TASK DESCRIPTION
Answer with a number only: how many lines of the data contain "País"?

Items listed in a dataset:
+ + +
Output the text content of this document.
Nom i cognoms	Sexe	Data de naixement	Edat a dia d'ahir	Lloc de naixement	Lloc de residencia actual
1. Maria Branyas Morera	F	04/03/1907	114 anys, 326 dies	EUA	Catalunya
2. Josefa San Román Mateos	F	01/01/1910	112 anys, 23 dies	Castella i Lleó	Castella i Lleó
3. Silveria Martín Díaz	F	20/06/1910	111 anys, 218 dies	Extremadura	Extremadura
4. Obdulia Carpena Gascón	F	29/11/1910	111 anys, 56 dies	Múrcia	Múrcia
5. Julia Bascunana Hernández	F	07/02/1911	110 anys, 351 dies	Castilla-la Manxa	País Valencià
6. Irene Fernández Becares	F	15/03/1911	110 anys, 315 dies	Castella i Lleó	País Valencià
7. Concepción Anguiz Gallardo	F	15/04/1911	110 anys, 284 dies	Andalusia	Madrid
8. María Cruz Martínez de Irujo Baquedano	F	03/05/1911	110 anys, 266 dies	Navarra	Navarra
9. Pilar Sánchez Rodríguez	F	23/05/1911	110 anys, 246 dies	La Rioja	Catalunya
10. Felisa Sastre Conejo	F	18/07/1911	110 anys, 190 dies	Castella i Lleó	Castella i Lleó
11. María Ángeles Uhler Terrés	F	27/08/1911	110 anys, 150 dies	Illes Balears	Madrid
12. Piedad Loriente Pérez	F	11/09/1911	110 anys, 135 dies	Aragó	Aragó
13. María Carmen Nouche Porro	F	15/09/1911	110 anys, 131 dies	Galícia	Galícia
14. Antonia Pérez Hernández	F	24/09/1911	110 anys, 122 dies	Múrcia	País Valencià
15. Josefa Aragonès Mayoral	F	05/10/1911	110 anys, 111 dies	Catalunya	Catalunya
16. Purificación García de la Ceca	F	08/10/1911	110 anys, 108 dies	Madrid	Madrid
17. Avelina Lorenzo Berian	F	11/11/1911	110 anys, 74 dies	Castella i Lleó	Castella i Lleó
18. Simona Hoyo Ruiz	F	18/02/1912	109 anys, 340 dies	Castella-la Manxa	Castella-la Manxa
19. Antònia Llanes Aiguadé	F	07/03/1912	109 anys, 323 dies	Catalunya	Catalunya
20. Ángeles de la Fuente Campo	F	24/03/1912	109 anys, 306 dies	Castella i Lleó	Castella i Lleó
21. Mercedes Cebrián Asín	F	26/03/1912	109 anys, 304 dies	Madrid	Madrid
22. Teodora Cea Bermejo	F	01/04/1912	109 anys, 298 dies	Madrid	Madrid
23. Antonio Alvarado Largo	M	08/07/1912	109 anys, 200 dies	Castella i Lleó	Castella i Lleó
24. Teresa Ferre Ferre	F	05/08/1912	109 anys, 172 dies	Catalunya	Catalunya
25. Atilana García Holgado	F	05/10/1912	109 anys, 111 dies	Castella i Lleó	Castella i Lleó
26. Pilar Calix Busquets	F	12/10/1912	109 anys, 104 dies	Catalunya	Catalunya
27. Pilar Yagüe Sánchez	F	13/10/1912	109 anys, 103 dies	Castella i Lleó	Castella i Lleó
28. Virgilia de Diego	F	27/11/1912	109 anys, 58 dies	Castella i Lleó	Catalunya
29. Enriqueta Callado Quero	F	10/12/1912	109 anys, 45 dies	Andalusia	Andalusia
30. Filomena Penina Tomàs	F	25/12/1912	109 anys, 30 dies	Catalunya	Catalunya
+ + +
EXERCISE RESPONSE
3